Task instructions:
From the listing below, pull each line that includes "entre".

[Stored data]
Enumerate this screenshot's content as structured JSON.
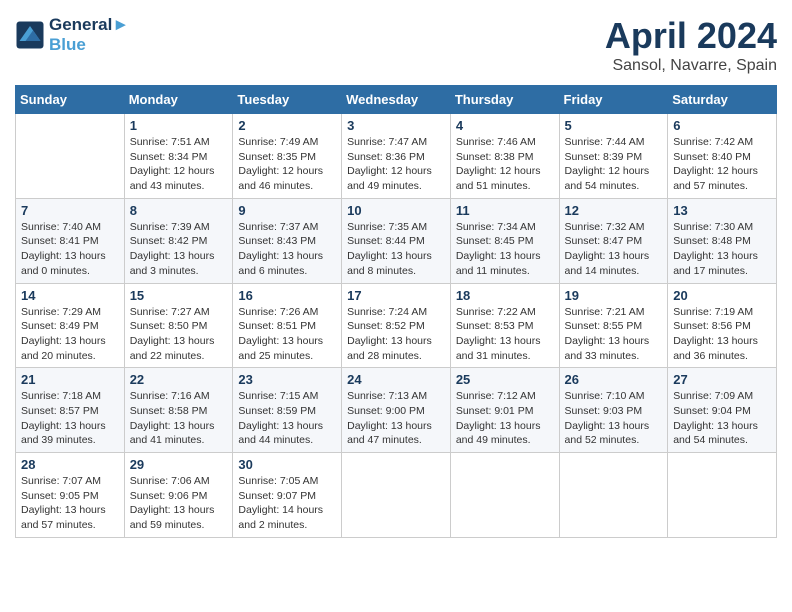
{
  "header": {
    "logo_line1": "General",
    "logo_line2": "Blue",
    "month": "April 2024",
    "location": "Sansol, Navarre, Spain"
  },
  "days_of_week": [
    "Sunday",
    "Monday",
    "Tuesday",
    "Wednesday",
    "Thursday",
    "Friday",
    "Saturday"
  ],
  "weeks": [
    [
      {
        "day": "",
        "info": ""
      },
      {
        "day": "1",
        "info": "Sunrise: 7:51 AM\nSunset: 8:34 PM\nDaylight: 12 hours\nand 43 minutes."
      },
      {
        "day": "2",
        "info": "Sunrise: 7:49 AM\nSunset: 8:35 PM\nDaylight: 12 hours\nand 46 minutes."
      },
      {
        "day": "3",
        "info": "Sunrise: 7:47 AM\nSunset: 8:36 PM\nDaylight: 12 hours\nand 49 minutes."
      },
      {
        "day": "4",
        "info": "Sunrise: 7:46 AM\nSunset: 8:38 PM\nDaylight: 12 hours\nand 51 minutes."
      },
      {
        "day": "5",
        "info": "Sunrise: 7:44 AM\nSunset: 8:39 PM\nDaylight: 12 hours\nand 54 minutes."
      },
      {
        "day": "6",
        "info": "Sunrise: 7:42 AM\nSunset: 8:40 PM\nDaylight: 12 hours\nand 57 minutes."
      }
    ],
    [
      {
        "day": "7",
        "info": "Sunrise: 7:40 AM\nSunset: 8:41 PM\nDaylight: 13 hours\nand 0 minutes."
      },
      {
        "day": "8",
        "info": "Sunrise: 7:39 AM\nSunset: 8:42 PM\nDaylight: 13 hours\nand 3 minutes."
      },
      {
        "day": "9",
        "info": "Sunrise: 7:37 AM\nSunset: 8:43 PM\nDaylight: 13 hours\nand 6 minutes."
      },
      {
        "day": "10",
        "info": "Sunrise: 7:35 AM\nSunset: 8:44 PM\nDaylight: 13 hours\nand 8 minutes."
      },
      {
        "day": "11",
        "info": "Sunrise: 7:34 AM\nSunset: 8:45 PM\nDaylight: 13 hours\nand 11 minutes."
      },
      {
        "day": "12",
        "info": "Sunrise: 7:32 AM\nSunset: 8:47 PM\nDaylight: 13 hours\nand 14 minutes."
      },
      {
        "day": "13",
        "info": "Sunrise: 7:30 AM\nSunset: 8:48 PM\nDaylight: 13 hours\nand 17 minutes."
      }
    ],
    [
      {
        "day": "14",
        "info": "Sunrise: 7:29 AM\nSunset: 8:49 PM\nDaylight: 13 hours\nand 20 minutes."
      },
      {
        "day": "15",
        "info": "Sunrise: 7:27 AM\nSunset: 8:50 PM\nDaylight: 13 hours\nand 22 minutes."
      },
      {
        "day": "16",
        "info": "Sunrise: 7:26 AM\nSunset: 8:51 PM\nDaylight: 13 hours\nand 25 minutes."
      },
      {
        "day": "17",
        "info": "Sunrise: 7:24 AM\nSunset: 8:52 PM\nDaylight: 13 hours\nand 28 minutes."
      },
      {
        "day": "18",
        "info": "Sunrise: 7:22 AM\nSunset: 8:53 PM\nDaylight: 13 hours\nand 31 minutes."
      },
      {
        "day": "19",
        "info": "Sunrise: 7:21 AM\nSunset: 8:55 PM\nDaylight: 13 hours\nand 33 minutes."
      },
      {
        "day": "20",
        "info": "Sunrise: 7:19 AM\nSunset: 8:56 PM\nDaylight: 13 hours\nand 36 minutes."
      }
    ],
    [
      {
        "day": "21",
        "info": "Sunrise: 7:18 AM\nSunset: 8:57 PM\nDaylight: 13 hours\nand 39 minutes."
      },
      {
        "day": "22",
        "info": "Sunrise: 7:16 AM\nSunset: 8:58 PM\nDaylight: 13 hours\nand 41 minutes."
      },
      {
        "day": "23",
        "info": "Sunrise: 7:15 AM\nSunset: 8:59 PM\nDaylight: 13 hours\nand 44 minutes."
      },
      {
        "day": "24",
        "info": "Sunrise: 7:13 AM\nSunset: 9:00 PM\nDaylight: 13 hours\nand 47 minutes."
      },
      {
        "day": "25",
        "info": "Sunrise: 7:12 AM\nSunset: 9:01 PM\nDaylight: 13 hours\nand 49 minutes."
      },
      {
        "day": "26",
        "info": "Sunrise: 7:10 AM\nSunset: 9:03 PM\nDaylight: 13 hours\nand 52 minutes."
      },
      {
        "day": "27",
        "info": "Sunrise: 7:09 AM\nSunset: 9:04 PM\nDaylight: 13 hours\nand 54 minutes."
      }
    ],
    [
      {
        "day": "28",
        "info": "Sunrise: 7:07 AM\nSunset: 9:05 PM\nDaylight: 13 hours\nand 57 minutes."
      },
      {
        "day": "29",
        "info": "Sunrise: 7:06 AM\nSunset: 9:06 PM\nDaylight: 13 hours\nand 59 minutes."
      },
      {
        "day": "30",
        "info": "Sunrise: 7:05 AM\nSunset: 9:07 PM\nDaylight: 14 hours\nand 2 minutes."
      },
      {
        "day": "",
        "info": ""
      },
      {
        "day": "",
        "info": ""
      },
      {
        "day": "",
        "info": ""
      },
      {
        "day": "",
        "info": ""
      }
    ]
  ]
}
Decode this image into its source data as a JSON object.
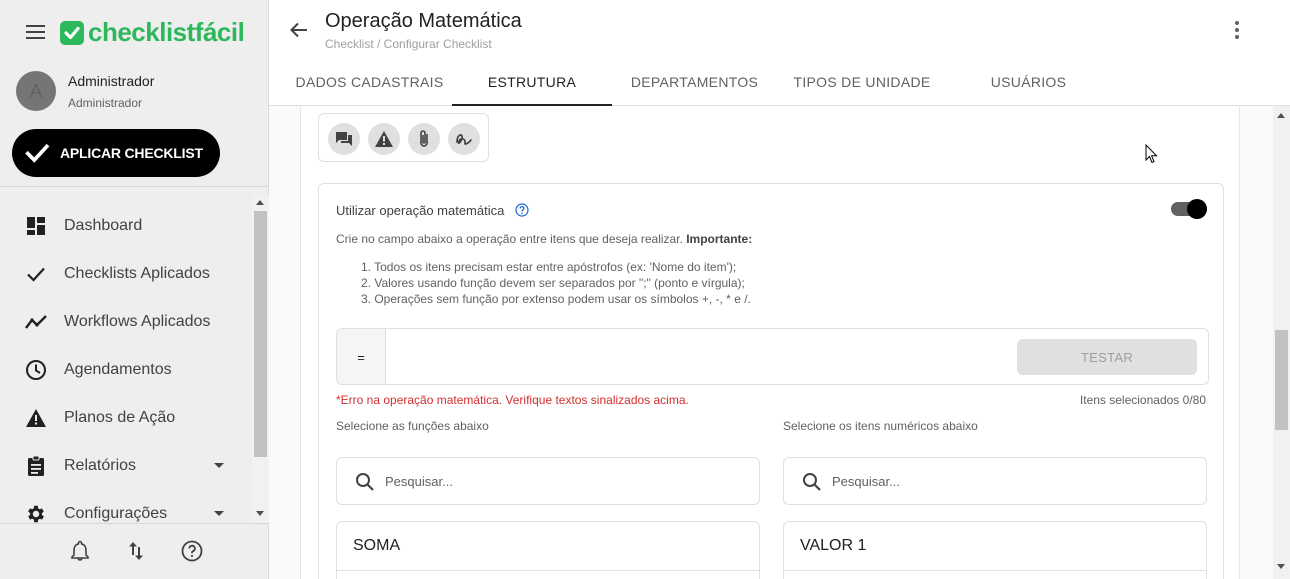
{
  "sidebar": {
    "logo": "checklistfácil",
    "user": {
      "initial": "A",
      "name": "Administrador",
      "role": "Administrador"
    },
    "apply_label": "APLICAR CHECKLIST",
    "items": [
      {
        "label": "Dashboard",
        "icon": "dashboard-icon"
      },
      {
        "label": "Checklists Aplicados",
        "icon": "check-icon"
      },
      {
        "label": "Workflows Aplicados",
        "icon": "trending-icon"
      },
      {
        "label": "Agendamentos",
        "icon": "clock-icon"
      },
      {
        "label": "Planos de Ação",
        "icon": "warning-icon"
      },
      {
        "label": "Relatórios",
        "icon": "clipboard-icon"
      },
      {
        "label": "Configurações",
        "icon": "gear-icon"
      }
    ]
  },
  "header": {
    "title": "Operação Matemática",
    "breadcrumb": "Checklist / Configurar Checklist",
    "tabs": [
      "DADOS CADASTRAIS",
      "ESTRUTURA",
      "DEPARTAMENTOS",
      "TIPOS DE UNIDADE",
      "USUÁRIOS"
    ],
    "active_tab": "ESTRUTURA"
  },
  "math": {
    "label": "Utilizar operação matemática",
    "enabled": true,
    "description": "Crie no campo abaixo a operação entre itens que deseja realizar. ",
    "description_bold": "Importante:",
    "rules": [
      "1. Todos os itens precisam estar entre apóstrofos (ex: 'Nome do item');",
      "2. Valores usando função devem ser separados por \";\" (ponto e vírgula);",
      "3. Operações sem função por extenso podem usar os símbolos +, -, * e /."
    ],
    "equals": "=",
    "formula_value": "",
    "test_label": "TESTAR",
    "error": "*Erro na operação matemática. Verifique textos sinalizados acima.",
    "selected_count": "Itens selecionados 0/80",
    "functions_label": "Selecione as funções abaixo",
    "items_label": "Selecione os itens numéricos abaixo",
    "search_placeholder": "Pesquisar...",
    "functions": [
      "SOMA"
    ],
    "numeric_items": [
      "VALOR 1"
    ]
  },
  "colors": {
    "brand": "#2eb85c",
    "error": "#d32f2f"
  }
}
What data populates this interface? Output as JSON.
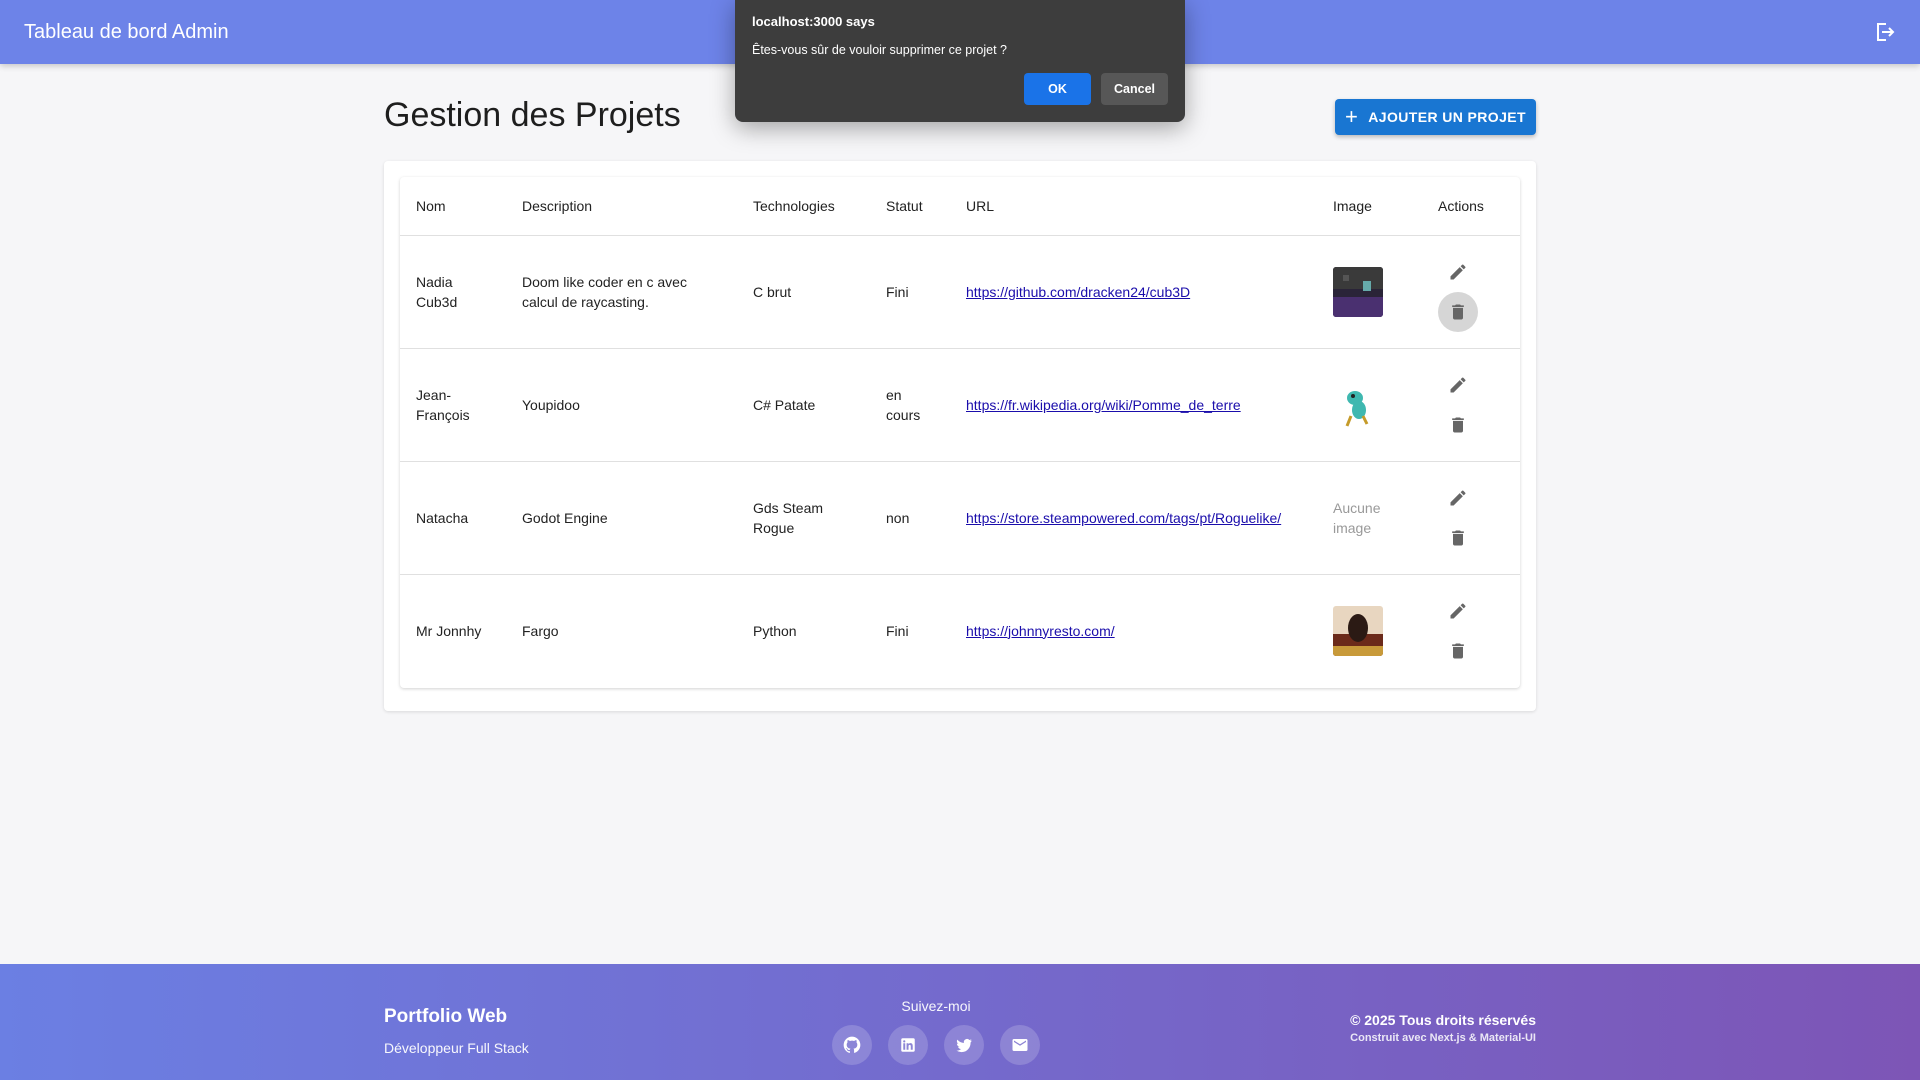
{
  "header": {
    "title": "Tableau de bord Admin",
    "logout_icon": "logout-icon"
  },
  "page": {
    "title": "Gestion des Projets",
    "add_label": "AJOUTER UN PROJET"
  },
  "table": {
    "columns": [
      "Nom",
      "Description",
      "Technologies",
      "Statut",
      "URL",
      "Image",
      "Actions"
    ],
    "rows": [
      {
        "name": "Nadia Cub3d",
        "description": "Doom like coder en c avec calcul de raycasting.",
        "tech": "C brut",
        "status": "Fini",
        "url": "https://github.com/dracken24/cub3D",
        "image": "thumbnail"
      },
      {
        "name": "Jean-François",
        "description": "Youpidoo",
        "tech": "C# Patate",
        "status": "en cours",
        "url": "https://fr.wikipedia.org/wiki/Pomme_de_terre",
        "image": "thumbnail"
      },
      {
        "name": "Natacha",
        "description": "Godot Engine",
        "tech": "Gds Steam Rogue",
        "status": "non",
        "url": "https://store.steampowered.com/tags/pt/Roguelike/",
        "image": "Aucune image"
      },
      {
        "name": "Mr Jonnhy",
        "description": "Fargo",
        "tech": "Python",
        "status": "Fini",
        "url": "https://johnnyresto.com/",
        "image": "thumbnail"
      }
    ]
  },
  "footer": {
    "brand": "Portfolio Web",
    "subtitle": "Développeur Full Stack",
    "follow": "Suivez-moi",
    "socials": [
      "github-icon",
      "linkedin-icon",
      "twitter-icon",
      "email-icon"
    ],
    "copyright": "© 2025 Tous droits réservés",
    "built_with": "Construit avec Next.js & Material-UI"
  },
  "dialog": {
    "origin": "localhost:3000 says",
    "message": "Êtes-vous sûr de vouloir supprimer ce projet ?",
    "ok": "OK",
    "cancel": "Cancel"
  },
  "colors": {
    "appbar": "#6d83e8",
    "primary": "#1976d2",
    "dialog_bg": "#3d3d3d",
    "dialog_ok": "#1a73e8"
  }
}
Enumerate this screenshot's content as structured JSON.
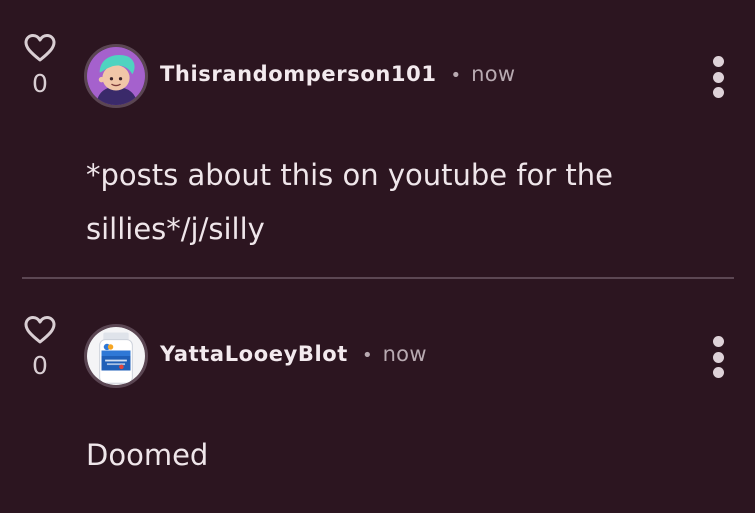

Solution to the exercise:
    "description": "Crie no campo abaixo a operação entre itens que deseja realizar. ",
      "1. Todos os itens precisam estar entre apóstrofos (ex: 'Nome do item');",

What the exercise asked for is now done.